- [Exercise details]
Without the pictures, return all of the material exactly as written.

- [Entries]

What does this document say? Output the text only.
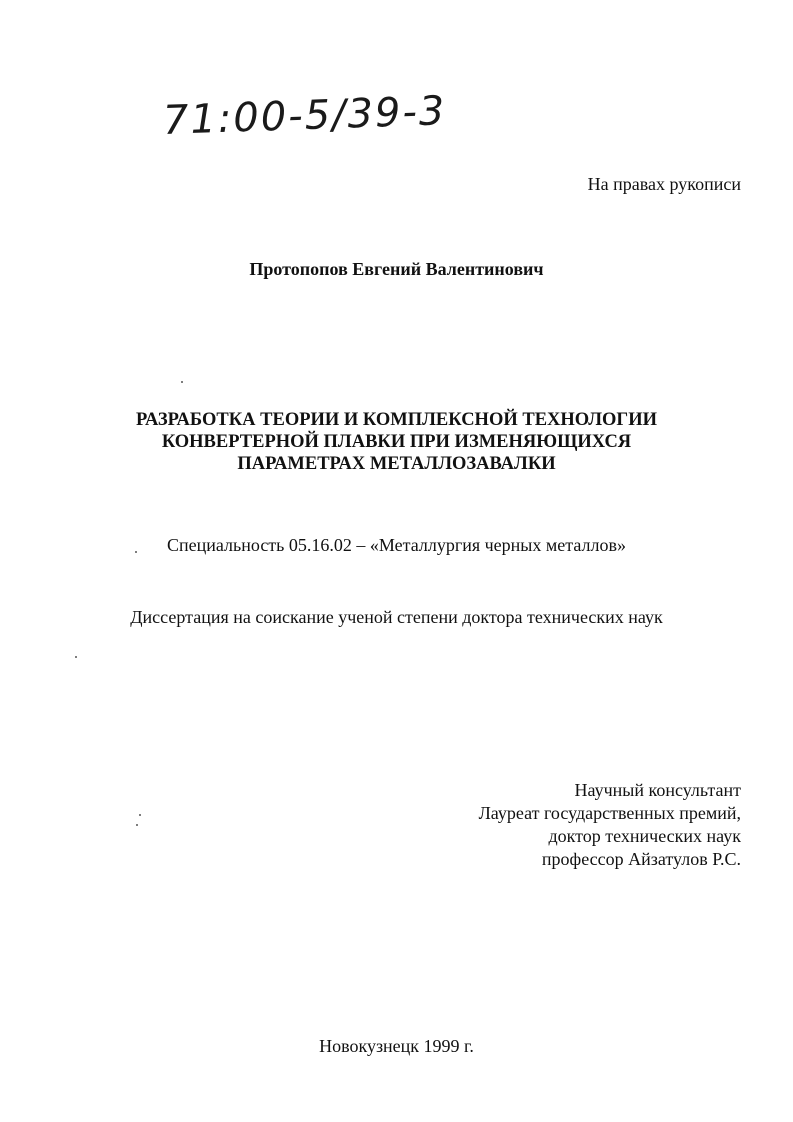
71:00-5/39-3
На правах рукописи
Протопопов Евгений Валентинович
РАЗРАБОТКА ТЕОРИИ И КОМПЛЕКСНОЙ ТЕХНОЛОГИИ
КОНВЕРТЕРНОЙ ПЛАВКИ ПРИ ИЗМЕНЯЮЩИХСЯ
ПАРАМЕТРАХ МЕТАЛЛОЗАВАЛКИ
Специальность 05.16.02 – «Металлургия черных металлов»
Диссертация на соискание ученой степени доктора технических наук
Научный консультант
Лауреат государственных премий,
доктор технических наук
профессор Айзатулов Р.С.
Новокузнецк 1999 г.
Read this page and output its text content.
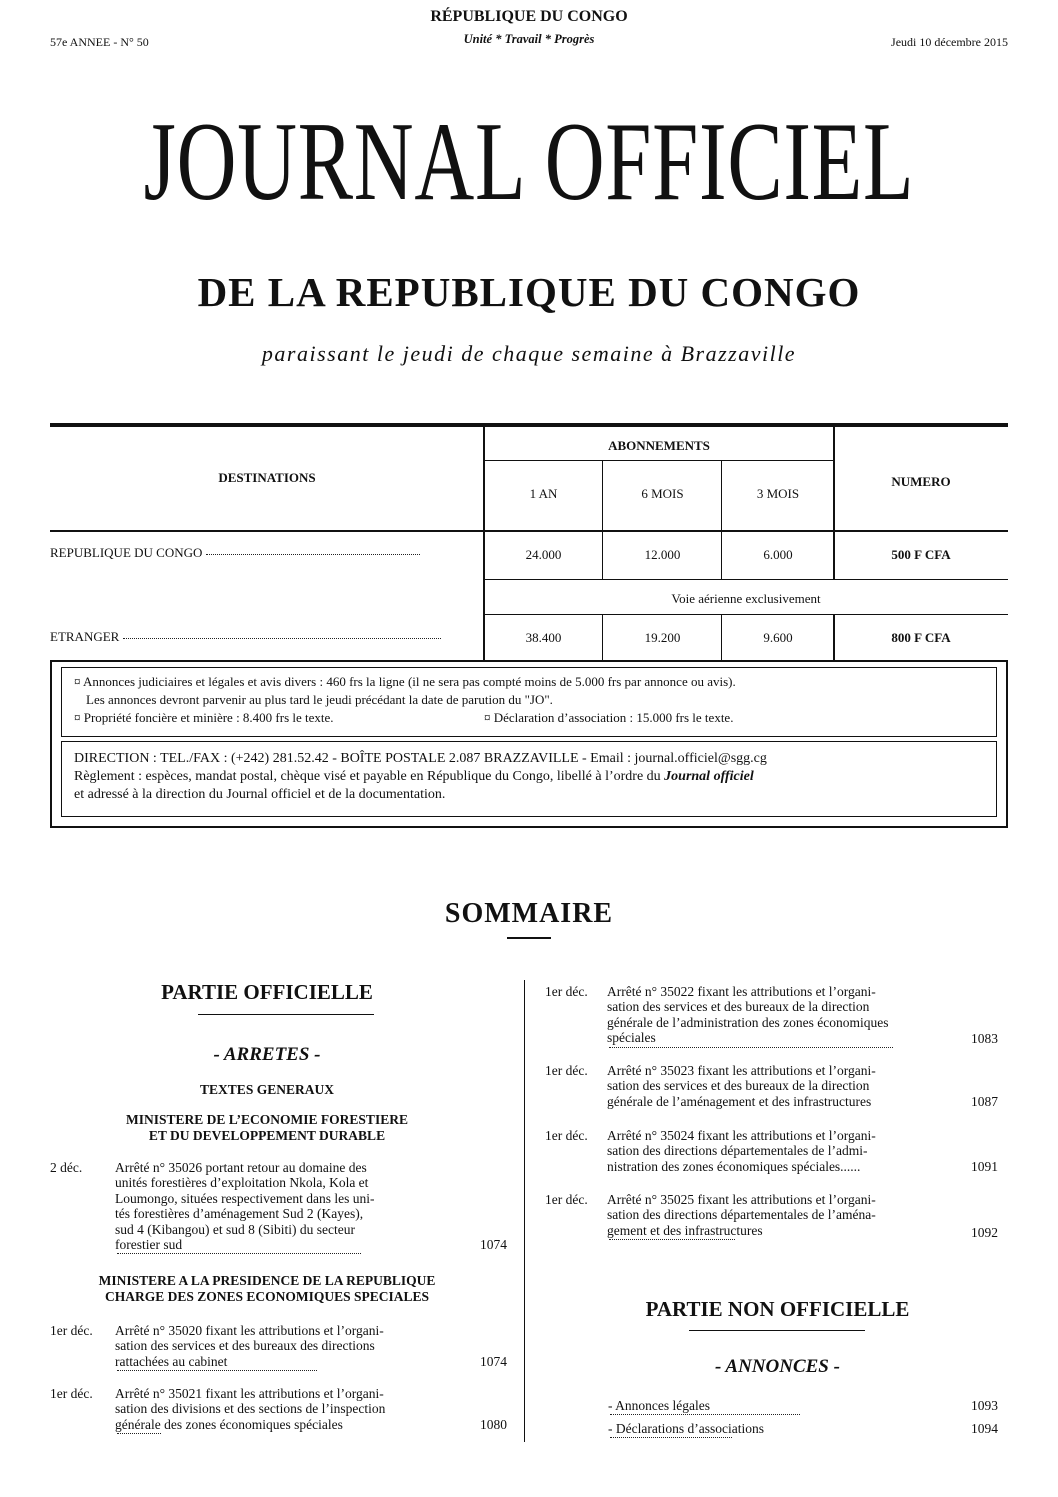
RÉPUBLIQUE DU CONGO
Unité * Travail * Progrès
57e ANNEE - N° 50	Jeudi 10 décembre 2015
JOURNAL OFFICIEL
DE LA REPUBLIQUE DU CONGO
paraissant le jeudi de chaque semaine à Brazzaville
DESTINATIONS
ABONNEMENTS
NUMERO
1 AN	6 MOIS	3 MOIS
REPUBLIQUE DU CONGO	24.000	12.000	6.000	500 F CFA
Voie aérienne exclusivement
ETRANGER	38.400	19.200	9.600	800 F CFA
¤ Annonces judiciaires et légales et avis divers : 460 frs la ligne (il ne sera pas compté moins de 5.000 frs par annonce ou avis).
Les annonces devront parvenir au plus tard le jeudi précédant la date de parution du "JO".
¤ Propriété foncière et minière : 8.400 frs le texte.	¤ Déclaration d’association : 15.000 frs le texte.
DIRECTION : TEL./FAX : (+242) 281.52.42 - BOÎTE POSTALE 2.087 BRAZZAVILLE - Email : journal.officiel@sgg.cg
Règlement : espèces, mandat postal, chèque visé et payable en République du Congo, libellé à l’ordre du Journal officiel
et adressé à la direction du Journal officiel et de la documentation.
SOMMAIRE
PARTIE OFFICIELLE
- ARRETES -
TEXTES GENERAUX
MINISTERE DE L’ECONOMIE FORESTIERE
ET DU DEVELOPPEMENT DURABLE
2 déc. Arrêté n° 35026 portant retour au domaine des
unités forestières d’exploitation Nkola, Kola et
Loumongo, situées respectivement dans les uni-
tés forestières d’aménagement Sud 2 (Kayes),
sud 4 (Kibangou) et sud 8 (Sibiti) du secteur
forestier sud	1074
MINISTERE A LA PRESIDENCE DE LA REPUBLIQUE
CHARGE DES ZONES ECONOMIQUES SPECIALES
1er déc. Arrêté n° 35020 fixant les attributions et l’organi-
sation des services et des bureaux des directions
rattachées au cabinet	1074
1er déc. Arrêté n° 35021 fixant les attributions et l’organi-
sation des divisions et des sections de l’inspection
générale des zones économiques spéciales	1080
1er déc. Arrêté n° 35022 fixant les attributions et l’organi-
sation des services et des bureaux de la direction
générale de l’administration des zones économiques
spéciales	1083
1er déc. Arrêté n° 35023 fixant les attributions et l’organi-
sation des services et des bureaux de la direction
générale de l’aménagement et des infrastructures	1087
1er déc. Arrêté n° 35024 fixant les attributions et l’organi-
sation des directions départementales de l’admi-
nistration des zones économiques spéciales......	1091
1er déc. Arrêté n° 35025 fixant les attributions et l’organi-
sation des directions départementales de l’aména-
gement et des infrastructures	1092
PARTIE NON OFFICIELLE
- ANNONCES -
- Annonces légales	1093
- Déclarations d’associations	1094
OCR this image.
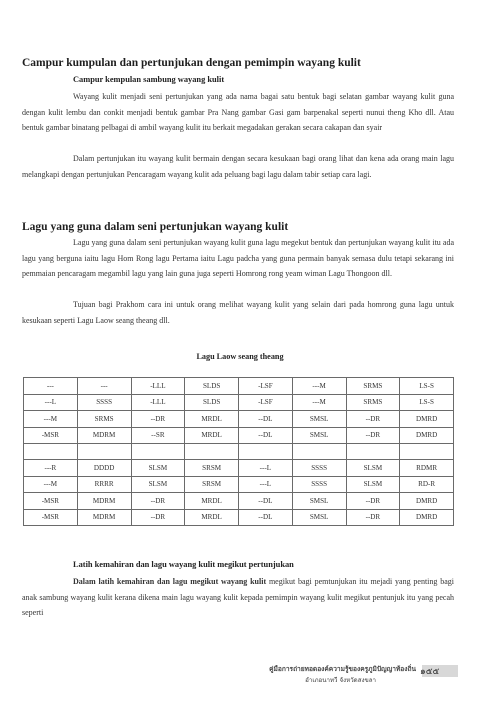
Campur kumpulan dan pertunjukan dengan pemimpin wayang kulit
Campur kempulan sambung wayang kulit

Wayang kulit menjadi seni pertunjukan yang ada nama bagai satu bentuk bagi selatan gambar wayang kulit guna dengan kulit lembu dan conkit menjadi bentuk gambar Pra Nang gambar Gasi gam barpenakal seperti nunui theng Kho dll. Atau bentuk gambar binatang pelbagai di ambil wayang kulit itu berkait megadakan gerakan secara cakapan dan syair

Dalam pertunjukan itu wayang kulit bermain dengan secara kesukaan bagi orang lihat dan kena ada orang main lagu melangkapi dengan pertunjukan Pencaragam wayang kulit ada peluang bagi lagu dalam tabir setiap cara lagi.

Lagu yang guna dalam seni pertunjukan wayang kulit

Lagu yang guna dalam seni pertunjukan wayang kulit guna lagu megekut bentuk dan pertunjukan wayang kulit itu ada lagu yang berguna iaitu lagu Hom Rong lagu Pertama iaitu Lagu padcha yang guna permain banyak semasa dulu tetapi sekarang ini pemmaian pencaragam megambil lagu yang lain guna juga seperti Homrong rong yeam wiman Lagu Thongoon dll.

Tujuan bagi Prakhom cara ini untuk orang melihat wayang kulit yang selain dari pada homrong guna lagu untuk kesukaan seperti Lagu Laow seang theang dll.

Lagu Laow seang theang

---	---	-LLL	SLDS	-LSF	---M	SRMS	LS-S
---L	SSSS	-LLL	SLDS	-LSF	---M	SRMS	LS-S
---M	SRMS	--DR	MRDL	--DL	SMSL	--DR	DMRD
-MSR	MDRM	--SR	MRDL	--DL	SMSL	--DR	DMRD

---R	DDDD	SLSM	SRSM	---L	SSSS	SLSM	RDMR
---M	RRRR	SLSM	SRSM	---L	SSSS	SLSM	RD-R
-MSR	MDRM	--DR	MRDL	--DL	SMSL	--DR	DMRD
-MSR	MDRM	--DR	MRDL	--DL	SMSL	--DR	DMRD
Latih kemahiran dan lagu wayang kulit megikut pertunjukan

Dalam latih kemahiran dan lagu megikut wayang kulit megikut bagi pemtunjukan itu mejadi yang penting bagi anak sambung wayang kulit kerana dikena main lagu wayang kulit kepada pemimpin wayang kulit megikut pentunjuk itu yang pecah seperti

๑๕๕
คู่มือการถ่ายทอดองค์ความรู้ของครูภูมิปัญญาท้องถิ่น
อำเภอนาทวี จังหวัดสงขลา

- [Result of this task]
What does this document say? Output the text only.
71:00-5/39-3
На правах рукописи
Протопопов Евгений Валентинович
РАЗРАБОТКА ТЕОРИИ И КОМПЛЕКСНОЙ ТЕХНОЛОГИИ
КОНВЕРТЕРНОЙ ПЛАВКИ ПРИ ИЗМЕНЯЮЩИХСЯ
ПАРАМЕТРАХ МЕТАЛЛОЗАВАЛКИ
Специальность 05.16.02 – «Металлургия черных металлов»
Диссертация на соискание ученой степени доктора технических наук
Научный консультант
Лауреат государственных премий,
доктор технических наук
профессор Айзатулов Р.С.
Новокузнецк 1999 г.
Read this page and output its text content.
RÉPUBLIQUE DU CONGO
Unité * Travail * Progrès
57e ANNEE - N° 50	Jeudi 10 décembre 2015
JOURNAL OFFICIEL
DE LA REPUBLIQUE DU CONGO
paraissant le jeudi de chaque semaine à Brazzaville
DESTINATIONS
ABONNEMENTS
NUMERO
1 AN	6 MOIS	3 MOIS
REPUBLIQUE DU CONGO	24.000	12.000	6.000	500 F CFA
Voie aérienne exclusivement
ETRANGER	38.400	19.200	9.600	800 F CFA
¤ Annonces judiciaires et légales et avis divers : 460 frs la ligne (il ne sera pas compté moins de 5.000 frs par annonce ou avis).
Les annonces devront parvenir au plus tard le jeudi précédant la date de parution du "JO".
¤ Propriété foncière et minière : 8.400 frs le texte.	¤ Déclaration d’association : 15.000 frs le texte.
DIRECTION : TEL./FAX : (+242) 281.52.42 - BOÎTE POSTALE 2.087 BRAZZAVILLE - Email : journal.officiel@sgg.cg
Règlement : espèces, mandat postal, chèque visé et payable en République du Congo, libellé à l’ordre du Journal officiel
et adressé à la direction du Journal officiel et de la documentation.
SOMMAIRE
PARTIE OFFICIELLE
- ARRETES -
TEXTES GENERAUX
MINISTERE DE L’ECONOMIE FORESTIERE
ET DU DEVELOPPEMENT DURABLE
2 déc. Arrêté n° 35026 portant retour au domaine des
unités forestières d’exploitation Nkola, Kola et
Loumongo, situées respectivement dans les uni-
tés forestières d’aménagement Sud 2 (Kayes),
sud 4 (Kibangou) et sud 8 (Sibiti) du secteur
forestier sud	1074
MINISTERE A LA PRESIDENCE DE LA REPUBLIQUE
CHARGE DES ZONES ECONOMIQUES SPECIALES
1er déc. Arrêté n° 35020 fixant les attributions et l’organi-
sation des services et des bureaux des directions
rattachées au cabinet	1074
1er déc. Arrêté n° 35021 fixant les attributions et l’organi-
sation des divisions et des sections de l’inspection
générale des zones économiques spéciales	1080
1er déc. Arrêté n° 35022 fixant les attributions et l’organi-
sation des services et des bureaux de la direction
générale de l’administration des zones économiques
spéciales	1083
1er déc. Arrêté n° 35023 fixant les attributions et l’organi-
sation des services et des bureaux de la direction
générale de l’aménagement et des infrastructures	1087
1er déc. Arrêté n° 35024 fixant les attributions et l’organi-
sation des directions départementales de l’admi-
nistration des zones économiques spéciales......	1091
1er déc. Arrêté n° 35025 fixant les attributions et l’organi-
sation des directions départementales de l’aména-
gement et des infrastructures	1092
PARTIE NON OFFICIELLE
- ANNONCES -
- Annonces légales	1093
- Déclarations d’associations	1094
OCR this image.
Campur kumpulan dan pertunjukan dengan pemimpin wayang kulit
Campur kempulan sambung wayang kulit

Wayang kulit menjadi seni pertunjukan yang ada nama bagai satu bentuk bagi selatan gambar wayang kulit guna dengan kulit lembu dan conkit menjadi bentuk gambar Pra Nang gambar Gasi gam barpenakal seperti nunui theng Kho dll. Atau bentuk gambar binatang pelbagai di ambil wayang kulit itu berkait megadakan gerakan secara cakapan dan syair

Dalam pertunjukan itu wayang kulit bermain dengan secara kesukaan bagi orang lihat dan kena ada orang main lagu melangkapi dengan pertunjukan Pencaragam wayang kulit ada peluang bagi lagu dalam tabir setiap cara lagi.

Lagu yang guna dalam seni pertunjukan wayang kulit

Lagu yang guna dalam seni pertunjukan wayang kulit guna lagu megekut bentuk dan pertunjukan wayang kulit itu ada lagu yang berguna iaitu lagu Hom Rong lagu Pertama iaitu Lagu padcha yang guna permain banyak semasa dulu tetapi sekarang ini pemmaian pencaragam megambil lagu yang lain guna juga seperti Homrong rong yeam wiman Lagu Thongoon dll.

Tujuan bagi Prakhom cara ini untuk orang melihat wayang kulit yang selain dari pada homrong guna lagu untuk kesukaan seperti Lagu Laow seang theang dll.

Lagu Laow seang theang

---	---	-LLL	SLDS	-LSF	---M	SRMS	LS-S
---L	SSSS	-LLL	SLDS	-LSF	---M	SRMS	LS-S
---M	SRMS	--DR	MRDL	--DL	SMSL	--DR	DMRD
-MSR	MDRM	--SR	MRDL	--DL	SMSL	--DR	DMRD

---R	DDDD	SLSM	SRSM	---L	SSSS	SLSM	RDMR
---M	RRRR	SLSM	SRSM	---L	SSSS	SLSM	RD-R
-MSR	MDRM	--DR	MRDL	--DL	SMSL	--DR	DMRD
-MSR	MDRM	--DR	MRDL	--DL	SMSL	--DR	DMRD
Latih kemahiran dan lagu wayang kulit megikut pertunjukan

Dalam latih kemahiran dan lagu megikut wayang kulit megikut bagi pemtunjukan itu mejadi yang penting bagi anak sambung wayang kulit kerana dikena main lagu wayang kulit kepada pemimpin wayang kulit megikut pentunjuk itu yang pecah seperti

๑๕๕
คู่มือการถ่ายทอดองค์ความรู้ของครูภูมิปัญญาท้องถิ่น
อำเภอนาทวี จังหวัดสงขลา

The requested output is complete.